◆ JOB
Each line that contains the word "JSON" counts once; give the total for the records below and nothing else.

--- START DATA SHOWN ---

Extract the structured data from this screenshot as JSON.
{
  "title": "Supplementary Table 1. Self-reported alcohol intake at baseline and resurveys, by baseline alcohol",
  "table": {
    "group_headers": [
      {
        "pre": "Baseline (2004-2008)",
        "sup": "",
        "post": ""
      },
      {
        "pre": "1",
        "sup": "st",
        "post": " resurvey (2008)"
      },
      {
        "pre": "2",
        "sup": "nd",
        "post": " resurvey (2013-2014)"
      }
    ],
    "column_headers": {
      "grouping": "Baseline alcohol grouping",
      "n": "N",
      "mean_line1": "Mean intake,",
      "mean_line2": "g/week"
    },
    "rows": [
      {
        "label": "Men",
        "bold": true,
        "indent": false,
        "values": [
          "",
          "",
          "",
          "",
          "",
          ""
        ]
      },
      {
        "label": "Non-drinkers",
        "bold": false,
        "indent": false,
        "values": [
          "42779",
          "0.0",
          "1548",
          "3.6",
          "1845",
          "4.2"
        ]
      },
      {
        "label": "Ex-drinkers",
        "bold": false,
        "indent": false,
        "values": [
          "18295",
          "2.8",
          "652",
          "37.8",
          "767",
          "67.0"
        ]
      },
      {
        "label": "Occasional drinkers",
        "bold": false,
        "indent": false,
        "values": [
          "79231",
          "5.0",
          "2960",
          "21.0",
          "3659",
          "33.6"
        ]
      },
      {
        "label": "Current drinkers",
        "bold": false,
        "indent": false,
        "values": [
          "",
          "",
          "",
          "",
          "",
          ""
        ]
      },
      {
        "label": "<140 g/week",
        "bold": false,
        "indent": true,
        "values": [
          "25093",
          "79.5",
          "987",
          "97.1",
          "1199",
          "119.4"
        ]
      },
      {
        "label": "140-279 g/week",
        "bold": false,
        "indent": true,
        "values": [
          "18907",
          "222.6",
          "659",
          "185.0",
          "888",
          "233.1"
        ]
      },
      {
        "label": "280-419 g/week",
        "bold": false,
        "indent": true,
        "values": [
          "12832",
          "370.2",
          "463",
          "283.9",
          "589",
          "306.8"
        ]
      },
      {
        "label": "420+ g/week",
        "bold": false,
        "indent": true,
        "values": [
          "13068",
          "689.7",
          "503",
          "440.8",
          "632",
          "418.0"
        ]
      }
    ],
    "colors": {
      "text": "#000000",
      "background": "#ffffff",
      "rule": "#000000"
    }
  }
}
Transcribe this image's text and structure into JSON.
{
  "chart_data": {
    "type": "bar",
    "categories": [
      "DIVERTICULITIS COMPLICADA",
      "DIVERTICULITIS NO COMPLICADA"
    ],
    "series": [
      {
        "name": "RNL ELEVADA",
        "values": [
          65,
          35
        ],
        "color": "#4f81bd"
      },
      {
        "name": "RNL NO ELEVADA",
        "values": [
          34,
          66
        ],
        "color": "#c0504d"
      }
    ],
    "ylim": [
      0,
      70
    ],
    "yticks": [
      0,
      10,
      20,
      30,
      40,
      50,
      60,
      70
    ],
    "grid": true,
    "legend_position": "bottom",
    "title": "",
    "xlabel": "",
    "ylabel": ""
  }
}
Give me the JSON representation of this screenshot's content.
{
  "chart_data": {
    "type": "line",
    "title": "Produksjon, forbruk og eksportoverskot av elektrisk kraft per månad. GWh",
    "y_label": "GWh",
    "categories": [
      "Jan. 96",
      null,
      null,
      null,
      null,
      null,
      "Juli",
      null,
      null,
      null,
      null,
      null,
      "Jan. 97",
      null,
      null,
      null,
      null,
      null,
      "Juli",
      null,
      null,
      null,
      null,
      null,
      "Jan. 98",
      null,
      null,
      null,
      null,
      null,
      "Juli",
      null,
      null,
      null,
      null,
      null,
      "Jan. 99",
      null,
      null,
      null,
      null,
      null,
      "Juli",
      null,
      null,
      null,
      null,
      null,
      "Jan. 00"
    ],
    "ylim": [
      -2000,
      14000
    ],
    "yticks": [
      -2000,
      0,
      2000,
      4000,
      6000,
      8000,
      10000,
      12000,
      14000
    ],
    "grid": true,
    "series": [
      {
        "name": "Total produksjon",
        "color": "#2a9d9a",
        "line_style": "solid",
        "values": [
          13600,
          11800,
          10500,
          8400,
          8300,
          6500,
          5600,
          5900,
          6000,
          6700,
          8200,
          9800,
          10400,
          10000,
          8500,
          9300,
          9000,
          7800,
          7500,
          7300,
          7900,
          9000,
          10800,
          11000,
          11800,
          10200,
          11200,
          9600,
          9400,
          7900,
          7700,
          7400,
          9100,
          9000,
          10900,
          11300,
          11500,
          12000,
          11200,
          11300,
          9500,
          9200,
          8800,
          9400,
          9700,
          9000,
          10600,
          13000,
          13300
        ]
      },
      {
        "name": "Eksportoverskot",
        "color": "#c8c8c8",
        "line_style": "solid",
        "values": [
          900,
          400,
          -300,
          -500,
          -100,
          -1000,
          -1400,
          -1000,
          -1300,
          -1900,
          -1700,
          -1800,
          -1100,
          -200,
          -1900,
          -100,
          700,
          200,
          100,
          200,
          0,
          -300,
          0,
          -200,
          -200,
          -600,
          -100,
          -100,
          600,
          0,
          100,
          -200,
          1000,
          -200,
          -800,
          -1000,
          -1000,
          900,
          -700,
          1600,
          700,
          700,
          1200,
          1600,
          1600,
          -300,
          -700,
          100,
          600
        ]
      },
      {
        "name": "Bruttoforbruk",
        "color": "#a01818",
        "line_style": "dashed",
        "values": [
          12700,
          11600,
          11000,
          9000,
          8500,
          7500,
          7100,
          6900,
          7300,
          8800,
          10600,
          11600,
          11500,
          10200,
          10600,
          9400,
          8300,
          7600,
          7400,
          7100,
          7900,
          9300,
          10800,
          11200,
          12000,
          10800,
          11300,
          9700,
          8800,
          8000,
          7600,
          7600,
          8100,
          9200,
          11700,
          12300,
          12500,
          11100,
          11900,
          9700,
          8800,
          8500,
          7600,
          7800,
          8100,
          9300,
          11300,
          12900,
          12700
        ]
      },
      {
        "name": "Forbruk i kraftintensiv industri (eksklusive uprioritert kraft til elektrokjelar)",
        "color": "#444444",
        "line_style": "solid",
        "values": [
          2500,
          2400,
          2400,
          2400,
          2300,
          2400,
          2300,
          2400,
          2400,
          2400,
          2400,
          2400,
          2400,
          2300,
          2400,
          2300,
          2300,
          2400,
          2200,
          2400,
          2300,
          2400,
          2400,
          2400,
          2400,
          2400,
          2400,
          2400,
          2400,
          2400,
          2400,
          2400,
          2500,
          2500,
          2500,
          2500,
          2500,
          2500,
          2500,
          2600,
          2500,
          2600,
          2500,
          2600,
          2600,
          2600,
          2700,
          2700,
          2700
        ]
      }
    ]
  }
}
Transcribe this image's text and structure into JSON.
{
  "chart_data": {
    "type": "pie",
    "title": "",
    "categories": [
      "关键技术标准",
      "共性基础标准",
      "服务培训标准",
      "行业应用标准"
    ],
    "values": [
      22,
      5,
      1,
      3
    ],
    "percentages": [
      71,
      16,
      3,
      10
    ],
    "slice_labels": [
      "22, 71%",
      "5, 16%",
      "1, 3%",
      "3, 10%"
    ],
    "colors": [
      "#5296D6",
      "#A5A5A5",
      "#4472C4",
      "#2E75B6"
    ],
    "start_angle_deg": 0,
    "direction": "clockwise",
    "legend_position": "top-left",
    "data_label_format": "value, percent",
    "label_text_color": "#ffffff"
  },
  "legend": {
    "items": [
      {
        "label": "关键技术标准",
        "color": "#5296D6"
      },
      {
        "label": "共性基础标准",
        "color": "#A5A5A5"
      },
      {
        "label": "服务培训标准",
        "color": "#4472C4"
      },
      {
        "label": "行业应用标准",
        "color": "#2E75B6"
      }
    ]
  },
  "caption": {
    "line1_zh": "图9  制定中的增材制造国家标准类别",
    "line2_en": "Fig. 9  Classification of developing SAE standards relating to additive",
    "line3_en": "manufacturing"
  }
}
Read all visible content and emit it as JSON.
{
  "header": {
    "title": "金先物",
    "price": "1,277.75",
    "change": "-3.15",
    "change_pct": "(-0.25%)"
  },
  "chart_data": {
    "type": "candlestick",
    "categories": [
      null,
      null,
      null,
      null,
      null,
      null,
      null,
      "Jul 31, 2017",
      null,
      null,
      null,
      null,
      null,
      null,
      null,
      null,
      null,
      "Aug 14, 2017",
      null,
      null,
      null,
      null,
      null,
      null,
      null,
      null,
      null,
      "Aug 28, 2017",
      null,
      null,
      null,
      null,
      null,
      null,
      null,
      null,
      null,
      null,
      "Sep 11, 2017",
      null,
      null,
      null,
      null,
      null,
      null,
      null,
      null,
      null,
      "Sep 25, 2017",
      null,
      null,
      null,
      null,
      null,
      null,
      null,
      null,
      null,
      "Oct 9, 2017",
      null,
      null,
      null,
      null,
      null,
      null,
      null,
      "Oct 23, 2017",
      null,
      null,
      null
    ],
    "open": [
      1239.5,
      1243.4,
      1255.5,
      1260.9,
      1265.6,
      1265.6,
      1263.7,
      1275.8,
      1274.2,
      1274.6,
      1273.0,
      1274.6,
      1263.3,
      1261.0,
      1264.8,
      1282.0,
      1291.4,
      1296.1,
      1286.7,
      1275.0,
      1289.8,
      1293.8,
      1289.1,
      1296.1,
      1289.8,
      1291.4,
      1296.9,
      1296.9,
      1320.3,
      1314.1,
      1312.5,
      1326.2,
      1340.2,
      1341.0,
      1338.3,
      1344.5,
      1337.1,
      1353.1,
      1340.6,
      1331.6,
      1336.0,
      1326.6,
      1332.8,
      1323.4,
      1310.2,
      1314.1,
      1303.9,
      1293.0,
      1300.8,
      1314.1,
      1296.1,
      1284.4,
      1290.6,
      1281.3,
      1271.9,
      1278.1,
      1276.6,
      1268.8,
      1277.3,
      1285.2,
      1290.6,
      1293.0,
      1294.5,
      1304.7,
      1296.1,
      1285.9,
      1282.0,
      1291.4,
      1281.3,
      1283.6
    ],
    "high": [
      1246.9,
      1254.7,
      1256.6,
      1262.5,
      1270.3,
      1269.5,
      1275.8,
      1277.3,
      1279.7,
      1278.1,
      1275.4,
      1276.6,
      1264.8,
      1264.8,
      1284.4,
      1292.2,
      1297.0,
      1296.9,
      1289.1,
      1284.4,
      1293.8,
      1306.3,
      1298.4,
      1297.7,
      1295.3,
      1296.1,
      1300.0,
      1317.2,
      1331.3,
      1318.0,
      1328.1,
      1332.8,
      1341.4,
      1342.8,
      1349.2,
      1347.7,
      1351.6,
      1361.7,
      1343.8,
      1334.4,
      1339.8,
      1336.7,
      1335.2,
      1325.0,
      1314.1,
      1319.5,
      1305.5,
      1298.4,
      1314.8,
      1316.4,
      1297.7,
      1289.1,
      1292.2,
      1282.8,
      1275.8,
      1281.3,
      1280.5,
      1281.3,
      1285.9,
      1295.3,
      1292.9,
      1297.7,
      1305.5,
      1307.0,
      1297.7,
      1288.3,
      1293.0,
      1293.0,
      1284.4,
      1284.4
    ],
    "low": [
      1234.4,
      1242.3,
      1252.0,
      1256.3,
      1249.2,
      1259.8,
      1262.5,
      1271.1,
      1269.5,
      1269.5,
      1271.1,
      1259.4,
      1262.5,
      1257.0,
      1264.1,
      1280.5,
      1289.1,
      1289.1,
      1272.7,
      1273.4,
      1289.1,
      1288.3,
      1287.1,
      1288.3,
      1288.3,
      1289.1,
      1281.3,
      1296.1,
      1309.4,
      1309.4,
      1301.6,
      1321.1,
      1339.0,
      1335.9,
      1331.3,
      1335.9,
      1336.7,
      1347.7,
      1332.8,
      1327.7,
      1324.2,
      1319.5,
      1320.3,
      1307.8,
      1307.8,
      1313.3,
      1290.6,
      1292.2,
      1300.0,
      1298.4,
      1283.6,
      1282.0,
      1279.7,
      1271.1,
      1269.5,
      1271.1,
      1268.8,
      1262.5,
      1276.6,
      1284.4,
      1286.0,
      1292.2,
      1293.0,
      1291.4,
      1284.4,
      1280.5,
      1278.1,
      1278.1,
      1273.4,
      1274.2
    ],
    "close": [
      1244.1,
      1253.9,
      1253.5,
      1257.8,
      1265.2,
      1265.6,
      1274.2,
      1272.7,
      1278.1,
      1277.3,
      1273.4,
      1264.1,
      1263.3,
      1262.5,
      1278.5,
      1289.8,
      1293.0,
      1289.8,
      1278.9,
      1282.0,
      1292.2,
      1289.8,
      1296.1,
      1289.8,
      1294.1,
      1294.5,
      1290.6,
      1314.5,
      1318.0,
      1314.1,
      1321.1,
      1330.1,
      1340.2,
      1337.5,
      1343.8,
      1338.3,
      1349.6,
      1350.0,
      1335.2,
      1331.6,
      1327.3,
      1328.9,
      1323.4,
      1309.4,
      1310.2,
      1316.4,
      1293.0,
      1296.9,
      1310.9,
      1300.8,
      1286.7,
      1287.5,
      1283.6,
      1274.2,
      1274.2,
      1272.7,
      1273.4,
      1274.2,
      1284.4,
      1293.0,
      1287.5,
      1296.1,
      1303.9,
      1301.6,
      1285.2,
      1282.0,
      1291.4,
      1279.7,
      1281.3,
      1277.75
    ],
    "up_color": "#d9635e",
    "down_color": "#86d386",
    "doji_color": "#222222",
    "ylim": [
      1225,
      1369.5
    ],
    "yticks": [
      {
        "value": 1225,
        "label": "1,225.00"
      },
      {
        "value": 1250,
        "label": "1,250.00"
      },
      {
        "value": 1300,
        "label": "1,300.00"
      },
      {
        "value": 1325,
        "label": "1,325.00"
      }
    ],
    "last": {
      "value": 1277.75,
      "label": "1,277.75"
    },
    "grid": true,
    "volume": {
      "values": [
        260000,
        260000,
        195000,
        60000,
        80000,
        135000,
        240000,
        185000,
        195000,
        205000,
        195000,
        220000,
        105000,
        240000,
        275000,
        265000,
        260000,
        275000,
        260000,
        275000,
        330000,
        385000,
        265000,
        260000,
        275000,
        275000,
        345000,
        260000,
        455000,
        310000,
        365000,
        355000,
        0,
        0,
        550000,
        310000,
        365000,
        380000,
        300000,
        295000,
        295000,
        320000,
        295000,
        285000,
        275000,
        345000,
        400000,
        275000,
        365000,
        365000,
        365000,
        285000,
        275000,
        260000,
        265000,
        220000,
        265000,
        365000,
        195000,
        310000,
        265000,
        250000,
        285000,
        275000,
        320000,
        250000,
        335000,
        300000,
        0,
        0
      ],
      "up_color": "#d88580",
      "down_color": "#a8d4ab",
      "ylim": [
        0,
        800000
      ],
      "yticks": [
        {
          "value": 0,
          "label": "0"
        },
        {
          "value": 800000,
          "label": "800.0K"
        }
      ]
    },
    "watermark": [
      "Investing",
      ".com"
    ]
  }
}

--- END DATA SHOWN ---

◆ REPLY TO THE TASK
5